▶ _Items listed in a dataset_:
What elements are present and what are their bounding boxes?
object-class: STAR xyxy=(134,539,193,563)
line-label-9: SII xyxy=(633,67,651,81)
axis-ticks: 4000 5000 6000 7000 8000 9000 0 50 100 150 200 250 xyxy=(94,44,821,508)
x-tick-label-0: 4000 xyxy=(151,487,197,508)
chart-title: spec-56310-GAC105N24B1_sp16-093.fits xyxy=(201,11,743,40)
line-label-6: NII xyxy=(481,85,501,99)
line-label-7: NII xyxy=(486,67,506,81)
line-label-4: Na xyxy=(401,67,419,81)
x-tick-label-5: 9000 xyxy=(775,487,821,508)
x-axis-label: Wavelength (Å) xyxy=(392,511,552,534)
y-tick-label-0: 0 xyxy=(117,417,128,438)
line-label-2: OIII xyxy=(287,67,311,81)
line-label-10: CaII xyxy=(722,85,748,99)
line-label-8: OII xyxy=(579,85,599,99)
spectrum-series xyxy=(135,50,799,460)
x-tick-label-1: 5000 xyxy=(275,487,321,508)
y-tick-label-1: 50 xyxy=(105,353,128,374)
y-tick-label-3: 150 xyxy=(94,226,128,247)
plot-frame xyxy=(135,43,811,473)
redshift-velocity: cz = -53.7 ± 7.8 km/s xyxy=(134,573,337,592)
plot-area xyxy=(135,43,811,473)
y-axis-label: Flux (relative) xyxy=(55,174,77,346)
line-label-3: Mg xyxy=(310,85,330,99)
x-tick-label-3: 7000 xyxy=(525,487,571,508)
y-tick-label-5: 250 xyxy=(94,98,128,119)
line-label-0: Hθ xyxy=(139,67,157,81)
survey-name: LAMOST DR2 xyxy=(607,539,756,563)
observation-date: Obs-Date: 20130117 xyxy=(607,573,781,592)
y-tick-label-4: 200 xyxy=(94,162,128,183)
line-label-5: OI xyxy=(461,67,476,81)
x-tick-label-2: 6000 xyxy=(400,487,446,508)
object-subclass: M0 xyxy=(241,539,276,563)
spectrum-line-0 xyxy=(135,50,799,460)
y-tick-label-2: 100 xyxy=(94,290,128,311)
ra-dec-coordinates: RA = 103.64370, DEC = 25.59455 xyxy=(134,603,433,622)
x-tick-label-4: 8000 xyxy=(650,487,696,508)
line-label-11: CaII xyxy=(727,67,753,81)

▶ _GOAL OF THE EXERCISE_: Set down, word for word, the lines of the data from the very first line through the line that contains "x-tick-label-1: 5000 xyxy=(275,487,321,508)", with both of those lines included.

▶ _TASK SOLUTION_:
What elements are present and what are their bounding boxes?
object-class: STAR xyxy=(134,539,193,563)
line-label-9: SII xyxy=(633,67,651,81)
axis-ticks: 4000 5000 6000 7000 8000 9000 0 50 100 150 200 250 xyxy=(94,44,821,508)
x-tick-label-0: 4000 xyxy=(151,487,197,508)
chart-title: spec-56310-GAC105N24B1_sp16-093.fits xyxy=(201,11,743,40)
line-label-6: NII xyxy=(481,85,501,99)
line-label-7: NII xyxy=(486,67,506,81)
line-label-4: Na xyxy=(401,67,419,81)
x-tick-label-5: 9000 xyxy=(775,487,821,508)
x-axis-label: Wavelength (Å) xyxy=(392,511,552,534)
y-tick-label-0: 0 xyxy=(117,417,128,438)
line-label-2: OIII xyxy=(287,67,311,81)
line-label-10: CaII xyxy=(722,85,748,99)
line-label-8: OII xyxy=(579,85,599,99)
spectrum-series xyxy=(135,50,799,460)
x-tick-label-1: 5000 xyxy=(275,487,321,508)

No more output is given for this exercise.